Requirement
Extract each line bearing the word "MUNICIPIO".

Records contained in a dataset
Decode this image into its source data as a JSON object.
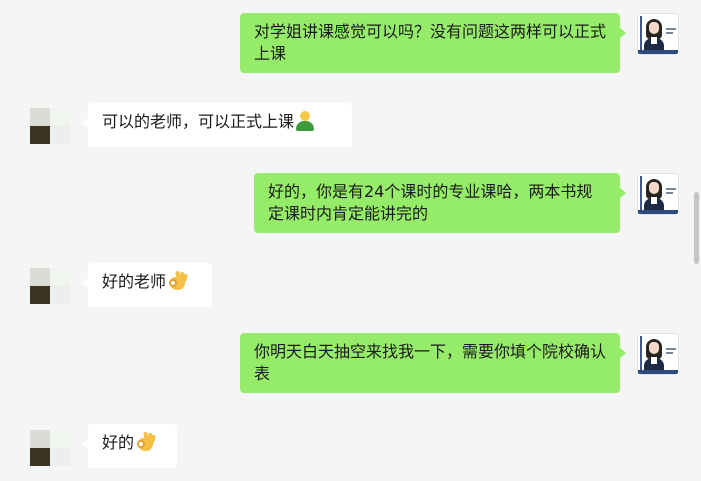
{
  "messages": [
    {
      "side": "out",
      "text": "对学姐讲课感觉可以吗？没有问题这两样可以正式上课",
      "emoji": null
    },
    {
      "side": "in",
      "text": "可以的老师，可以正式上课",
      "emoji": "person-icon"
    },
    {
      "side": "out",
      "text": "好的，你是有24个课时的专业课哈，两本书规定课时内肯定能讲完的",
      "emoji": null
    },
    {
      "side": "in",
      "text": "好的老师",
      "emoji": "ok-hand-icon"
    },
    {
      "side": "out",
      "text": "你明天白天抽空来找我一下，需要你填个院校确认表",
      "emoji": null
    },
    {
      "side": "in",
      "text": "好的",
      "emoji": "ok-hand-icon"
    }
  ],
  "colors": {
    "background": "#f5f5f5",
    "outgoing_bubble": "#95ec69",
    "incoming_bubble": "#ffffff"
  }
}
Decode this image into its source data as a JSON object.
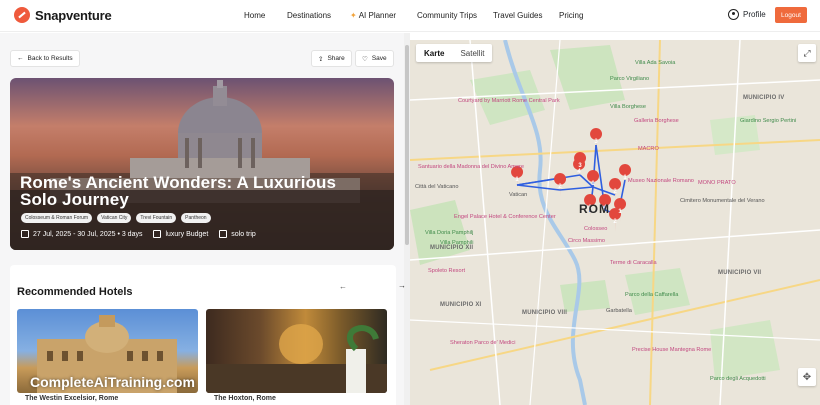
{
  "brand": {
    "name": "Snapventure",
    "accent": "#ef5a3c"
  },
  "nav": {
    "home": "Home",
    "destinations": "Destinations",
    "ai_planner": "AI Planner",
    "community": "Community Trips",
    "guides": "Travel Guides",
    "pricing": "Pricing",
    "profile": "Profile",
    "logout": "Logout"
  },
  "actions": {
    "back": "Back to Results",
    "share": "Share",
    "save": "Save"
  },
  "trip": {
    "title": "Rome's Ancient Wonders: A Luxurious Solo Journey",
    "tags": [
      "Colosseum & Roman Forum",
      "Vatican City",
      "Trevi Fountain",
      "Pantheon"
    ],
    "dates": "27 Jul, 2025 - 30 Jul, 2025 • 3 days",
    "budget": "luxury Budget",
    "group": "solo trip"
  },
  "hotels": {
    "title": "Recommended Hotels",
    "watermark": "CompleteAiTraining.com",
    "items": [
      {
        "name": "The Westin Excelsior, Rome"
      },
      {
        "name": "The Hoxton, Rome"
      }
    ]
  },
  "map": {
    "tabs": [
      "Karte",
      "Satellit"
    ],
    "city": "ROM",
    "labels": [
      "Courtyard by Marriott Rome Central Park",
      "Villa Borghese",
      "Galleria Borghese",
      "Giardino Sergio Pertini",
      "MUNICIPIO IV",
      "Villa Ada Savoia",
      "Parco Virgiliano",
      "MACRO",
      "Cimitero Monumentale del Verano",
      "Museo Nazionale Romano",
      "Vatican",
      "Città del Vaticano",
      "Santuario della Madonna del Divino Amore",
      "Colosseo",
      "Circo Massimo",
      "Terme di Caracalla",
      "Parco della Caffarella",
      "MUNICIPIO VII",
      "MUNICIPIO XII",
      "MUNICIPIO VIII",
      "Garbatella",
      "Precise House Mantegna Rome",
      "Parco degli Acquedotti",
      "MONO PRATO",
      "Villa Doria Pamphilj",
      "Engel Palace Hotel & Conference Center",
      "Villa Pamphili",
      "Sheraton Parco de' Medici",
      "Spoleto Resort",
      "MUNICIPIO XI"
    ]
  }
}
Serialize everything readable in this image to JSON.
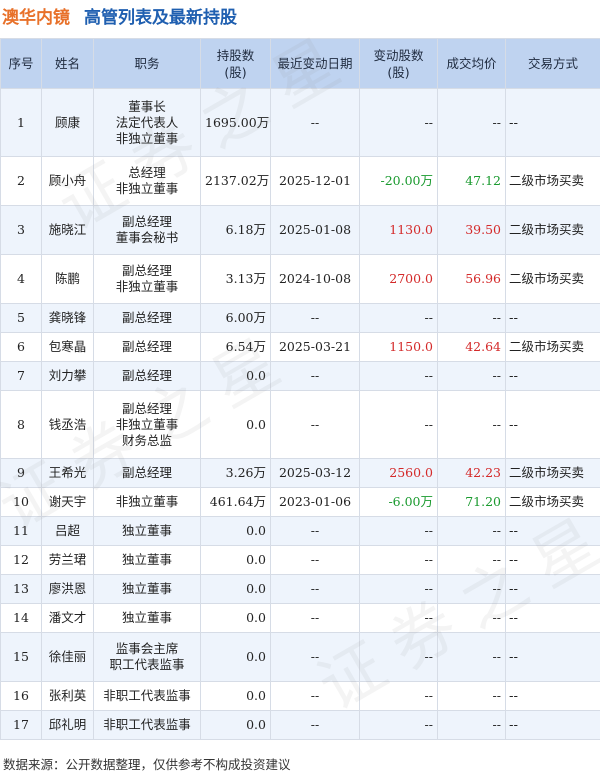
{
  "title": {
    "company": "澳华内镜",
    "text": "高管列表及最新持股"
  },
  "columns": [
    "序号",
    "姓名",
    "职务",
    "持股数\n(股)",
    "最近变动日期",
    "变动股数\n(股)",
    "成交均价",
    "交易方式"
  ],
  "rows": [
    {
      "no": "1",
      "name": "顾康",
      "positions": [
        "董事长",
        "法定代表人",
        "非独立董事"
      ],
      "shares": "1695.00万",
      "date": "--",
      "change": "--",
      "change_color": "",
      "price": "--",
      "price_color": "",
      "method": "--"
    },
    {
      "no": "2",
      "name": "顾小舟",
      "positions": [
        "总经理",
        "非独立董事"
      ],
      "shares": "2137.02万",
      "date": "2025-12-01",
      "change": "-20.00万",
      "change_color": "green",
      "price": "47.12",
      "price_color": "green",
      "method": "二级市场买卖"
    },
    {
      "no": "3",
      "name": "施晓江",
      "positions": [
        "副总经理",
        "董事会秘书"
      ],
      "shares": "6.18万",
      "date": "2025-01-08",
      "change": "1130.0",
      "change_color": "red",
      "price": "39.50",
      "price_color": "red",
      "method": "二级市场买卖"
    },
    {
      "no": "4",
      "name": "陈鹏",
      "positions": [
        "副总经理",
        "非独立董事"
      ],
      "shares": "3.13万",
      "date": "2024-10-08",
      "change": "2700.0",
      "change_color": "red",
      "price": "56.96",
      "price_color": "red",
      "method": "二级市场买卖"
    },
    {
      "no": "5",
      "name": "龚晓锋",
      "positions": [
        "副总经理"
      ],
      "shares": "6.00万",
      "date": "--",
      "change": "--",
      "change_color": "",
      "price": "--",
      "price_color": "",
      "method": "--"
    },
    {
      "no": "6",
      "name": "包寒晶",
      "positions": [
        "副总经理"
      ],
      "shares": "6.54万",
      "date": "2025-03-21",
      "change": "1150.0",
      "change_color": "red",
      "price": "42.64",
      "price_color": "red",
      "method": "二级市场买卖"
    },
    {
      "no": "7",
      "name": "刘力攀",
      "positions": [
        "副总经理"
      ],
      "shares": "0.0",
      "date": "--",
      "change": "--",
      "change_color": "",
      "price": "--",
      "price_color": "",
      "method": "--"
    },
    {
      "no": "8",
      "name": "钱丞浩",
      "positions": [
        "副总经理",
        "非独立董事",
        "财务总监"
      ],
      "shares": "0.0",
      "date": "--",
      "change": "--",
      "change_color": "",
      "price": "--",
      "price_color": "",
      "method": "--"
    },
    {
      "no": "9",
      "name": "王希光",
      "positions": [
        "副总经理"
      ],
      "shares": "3.26万",
      "date": "2025-03-12",
      "change": "2560.0",
      "change_color": "red",
      "price": "42.23",
      "price_color": "red",
      "method": "二级市场买卖"
    },
    {
      "no": "10",
      "name": "谢天宇",
      "positions": [
        "非独立董事"
      ],
      "shares": "461.64万",
      "date": "2023-01-06",
      "change": "-6.00万",
      "change_color": "green",
      "price": "71.20",
      "price_color": "green",
      "method": "二级市场买卖"
    },
    {
      "no": "11",
      "name": "吕超",
      "positions": [
        "独立董事"
      ],
      "shares": "0.0",
      "date": "--",
      "change": "--",
      "change_color": "",
      "price": "--",
      "price_color": "",
      "method": "--"
    },
    {
      "no": "12",
      "name": "劳兰珺",
      "positions": [
        "独立董事"
      ],
      "shares": "0.0",
      "date": "--",
      "change": "--",
      "change_color": "",
      "price": "--",
      "price_color": "",
      "method": "--"
    },
    {
      "no": "13",
      "name": "廖洪恩",
      "positions": [
        "独立董事"
      ],
      "shares": "0.0",
      "date": "--",
      "change": "--",
      "change_color": "",
      "price": "--",
      "price_color": "",
      "method": "--"
    },
    {
      "no": "14",
      "name": "潘文才",
      "positions": [
        "独立董事"
      ],
      "shares": "0.0",
      "date": "--",
      "change": "--",
      "change_color": "",
      "price": "--",
      "price_color": "",
      "method": "--"
    },
    {
      "no": "15",
      "name": "徐佳丽",
      "positions": [
        "监事会主席",
        "职工代表监事"
      ],
      "shares": "0.0",
      "date": "--",
      "change": "--",
      "change_color": "",
      "price": "--",
      "price_color": "",
      "method": "--"
    },
    {
      "no": "16",
      "name": "张利英",
      "positions": [
        "非职工代表监事"
      ],
      "shares": "0.0",
      "date": "--",
      "change": "--",
      "change_color": "",
      "price": "--",
      "price_color": "",
      "method": "--"
    },
    {
      "no": "17",
      "name": "邱礼明",
      "positions": [
        "非职工代表监事"
      ],
      "shares": "0.0",
      "date": "--",
      "change": "--",
      "change_color": "",
      "price": "--",
      "price_color": "",
      "method": "--"
    }
  ],
  "footer": "数据来源：公开数据整理，仅供参考不构成投资建议",
  "colors": {
    "header_bg": "#bfd3f0",
    "stripe_bg": "#eef4fc",
    "up": "#d42a2a",
    "down": "#1a9a2f",
    "company": "#e8712a",
    "title": "#1f5fb0"
  }
}
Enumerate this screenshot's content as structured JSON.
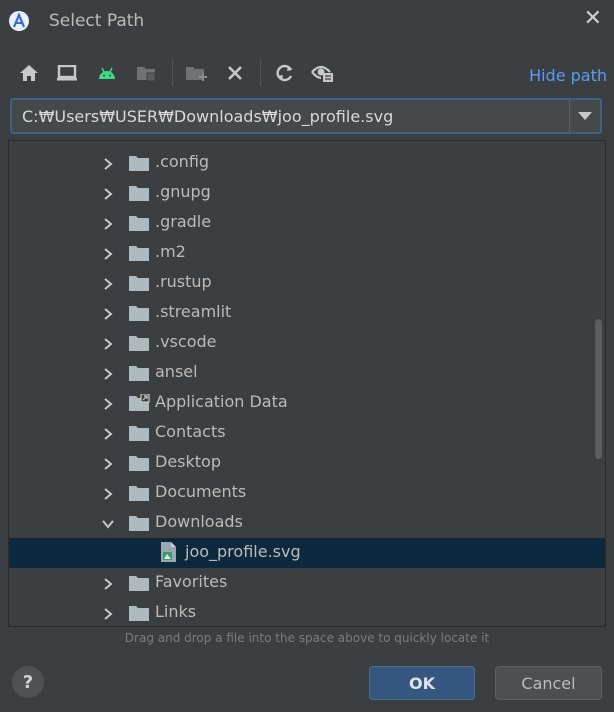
{
  "dialog": {
    "title": "Select Path"
  },
  "toolbar": {
    "icons": [
      "home-icon",
      "desktop-icon",
      "android-icon",
      "module-icon",
      "new-folder-icon",
      "delete-icon",
      "refresh-icon",
      "show-hidden-icon"
    ],
    "hide_path_label": "Hide path"
  },
  "path": {
    "value": "C:₩Users₩USER₩Downloads₩joo_profile.svg"
  },
  "tree": {
    "items": [
      {
        "label": ".config",
        "expanded": false
      },
      {
        "label": ".gnupg",
        "expanded": false
      },
      {
        "label": ".gradle",
        "expanded": false
      },
      {
        "label": ".m2",
        "expanded": false
      },
      {
        "label": ".rustup",
        "expanded": false
      },
      {
        "label": ".streamlit",
        "expanded": false
      },
      {
        "label": ".vscode",
        "expanded": false
      },
      {
        "label": "ansel",
        "expanded": false
      },
      {
        "label": "Application Data",
        "expanded": false,
        "link": true
      },
      {
        "label": "Contacts",
        "expanded": false
      },
      {
        "label": "Desktop",
        "expanded": false
      },
      {
        "label": "Documents",
        "expanded": false
      },
      {
        "label": "Downloads",
        "expanded": true
      },
      {
        "label": "joo_profile.svg",
        "file": true,
        "selected": true
      },
      {
        "label": "Favorites",
        "expanded": false
      },
      {
        "label": "Links",
        "expanded": false
      }
    ]
  },
  "hint": "Drag and drop a file into the space above to quickly locate it",
  "buttons": {
    "help": "?",
    "ok": "OK",
    "cancel": "Cancel"
  },
  "colors": {
    "accent_link": "#589df6",
    "selection": "#0d293e",
    "ok_button": "#365880",
    "android_green": "#3ddc84"
  }
}
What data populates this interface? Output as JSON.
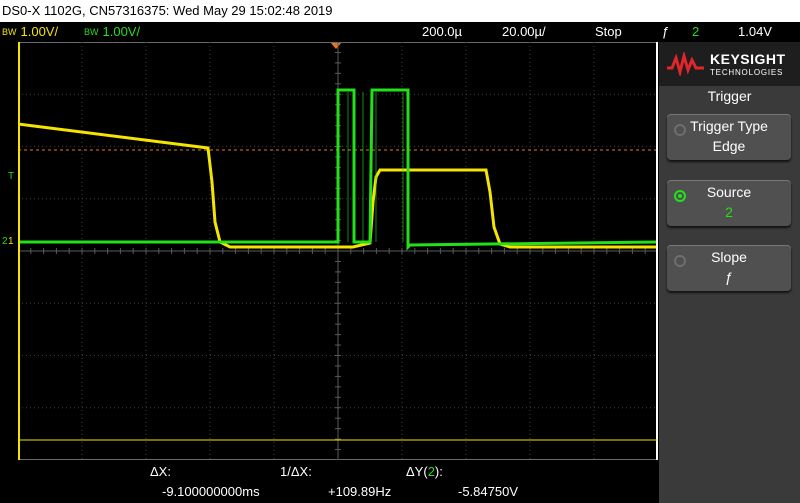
{
  "title_bar": "DS0-X 1102G, CN57316375: Wed May 29 15:02:48 2019",
  "status": {
    "ch1_bw": "BW",
    "ch1_scale": "1.00V/",
    "ch2_bw": "BW",
    "ch2_scale": "1.00V/",
    "time_delay": "200.0µ",
    "time_scale": "20.00µ/",
    "run_state": "Stop",
    "trigger_icon": "ƒ",
    "trigger_source": "2",
    "trigger_level": "1.04V"
  },
  "markers": {
    "trigger_level_marker": "T",
    "ch2_ground_marker": "2",
    "ch1_ground_marker": "1"
  },
  "logo": {
    "brand": "KEYSIGHT",
    "sub": "TECHNOLOGIES"
  },
  "menu": {
    "title": "Trigger",
    "softkeys": [
      {
        "label": "Trigger Type",
        "value": "Edge"
      },
      {
        "label": "Source",
        "value": "2"
      },
      {
        "label": "Slope",
        "value": "ƒ"
      }
    ]
  },
  "cursors": {
    "dx_label": "ΔX:",
    "dx_value": "-9.100000000ms",
    "inv_dx_label": "1/ΔX:",
    "inv_dx_value": "+109.89Hz",
    "dy_label_prefix": "ΔY(",
    "dy_channel": "2",
    "dy_label_suffix": "):",
    "dy_value": "-5.84750V"
  },
  "colors": {
    "ch1": "#f5e400",
    "ch2": "#22e01a",
    "trigger_level_line": "#e8761a",
    "grid": "#3d3d3d"
  }
}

Answer in full
      "MUNICIPIO IV",
      "MUNICIPIO VII",
      "MUNICIPIO XII",
      "MUNICIPIO VIII",
      "MUNICIPIO XI"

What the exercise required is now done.